◆ WHAT YOU SHOULD DO ◆
Transcribe each line of the material as it is, and drop any picture.

◆ EXERCISE INPUTS ◆
══════════════════════════════

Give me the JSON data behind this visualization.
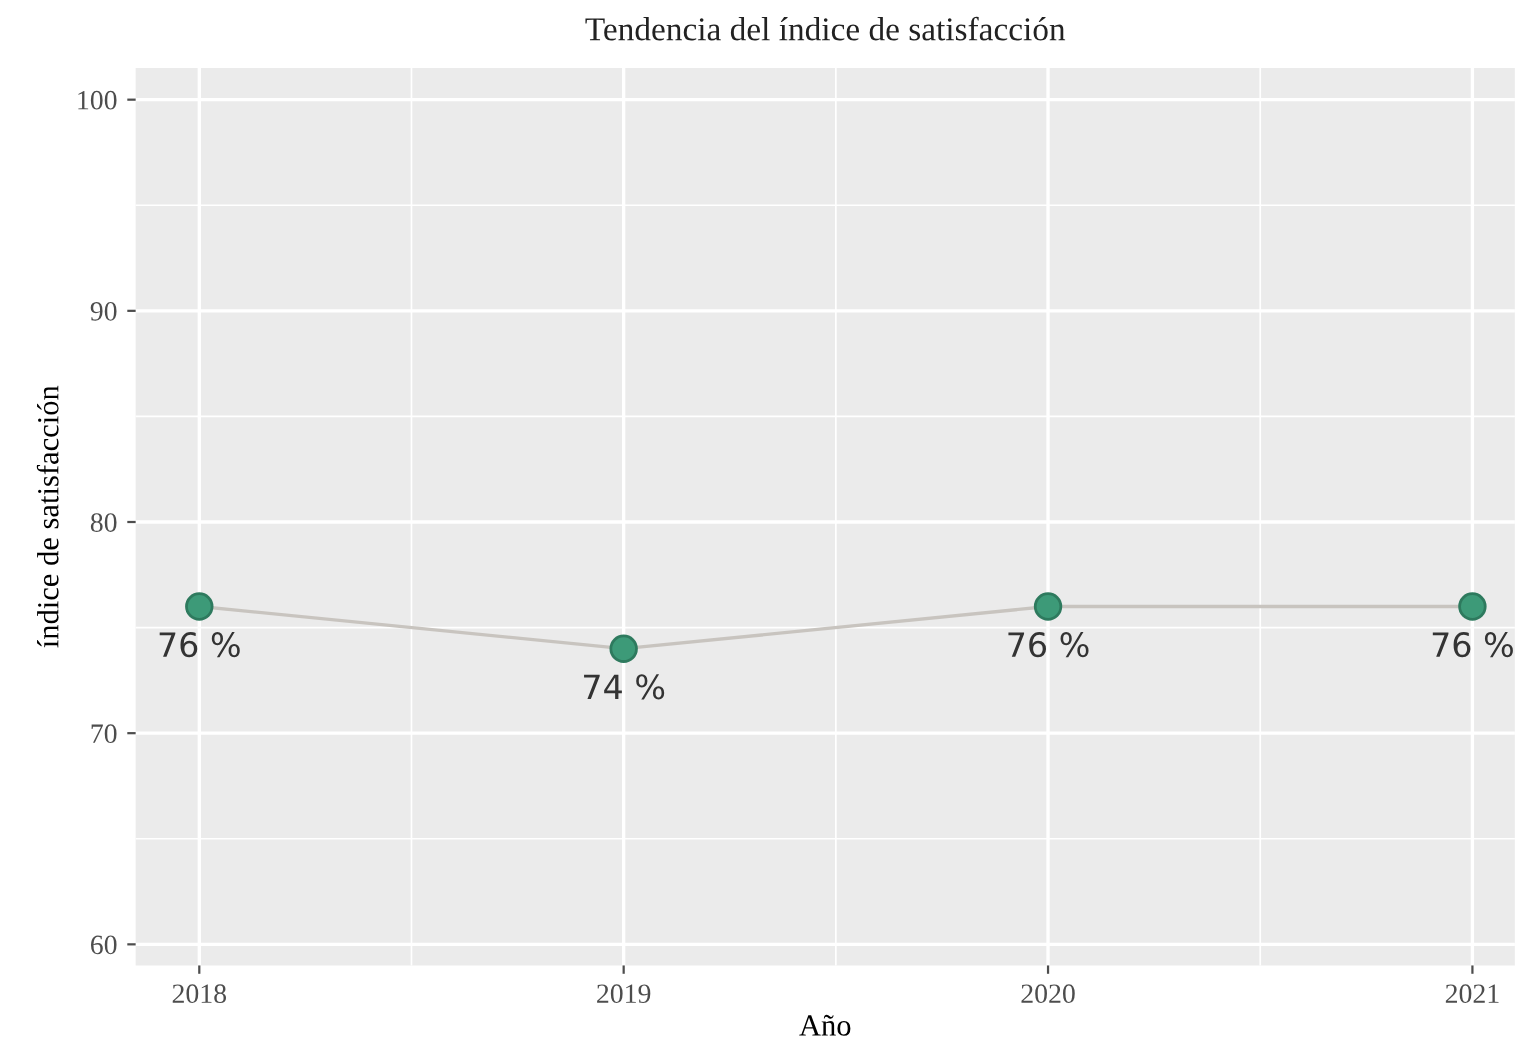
{
  "chart_data": {
    "type": "line",
    "title": "Tendencia del índice de satisfacción",
    "xlabel": "Año",
    "ylabel": "índice de satisfacción",
    "x": [
      2018,
      2019,
      2020,
      2021
    ],
    "series": [
      {
        "color": "#c8c4bf",
        "values": [
          76,
          74,
          76,
          76
        ],
        "value_labels": [
          "76 %",
          "74 %",
          "76 %",
          "76 %"
        ],
        "colors": [
          "#3d9a78",
          "#3d9a78",
          "#3d9a78",
          "#3d9a78"
        ]
      }
    ],
    "xlim": [
      2017.85,
      2021.1
    ],
    "xticks": [
      2018,
      2019,
      2020,
      2021
    ],
    "ylim": [
      59,
      101.5
    ],
    "yticks": [
      60,
      70,
      80,
      90,
      100
    ],
    "grid": true,
    "marker": "circle",
    "line_style": "solid"
  }
}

══════════════════════════════

◆ OUTPUT FOR THIS TASK ◆
Give me the JSON data behind this visualization.
{
  "chart_data": {
    "type": "line",
    "title": "Tendencia del índice de satisfacción",
    "xlabel": "Año",
    "ylabel": "índice de satisfacción",
    "x": [
      2018,
      2019,
      2020,
      2021
    ],
    "series": [
      {
        "color": "#c8c4bf",
        "values": [
          76,
          74,
          76,
          76
        ],
        "value_labels": [
          "76 %",
          "74 %",
          "76 %",
          "76 %"
        ],
        "colors": [
          "#3d9a78",
          "#3d9a78",
          "#3d9a78",
          "#3d9a78"
        ]
      }
    ],
    "xlim": [
      2017.85,
      2021.1
    ],
    "xticks": [
      2018,
      2019,
      2020,
      2021
    ],
    "ylim": [
      59,
      101.5
    ],
    "yticks": [
      60,
      70,
      80,
      90,
      100
    ],
    "grid": true,
    "marker": "circle",
    "line_style": "solid"
  }
}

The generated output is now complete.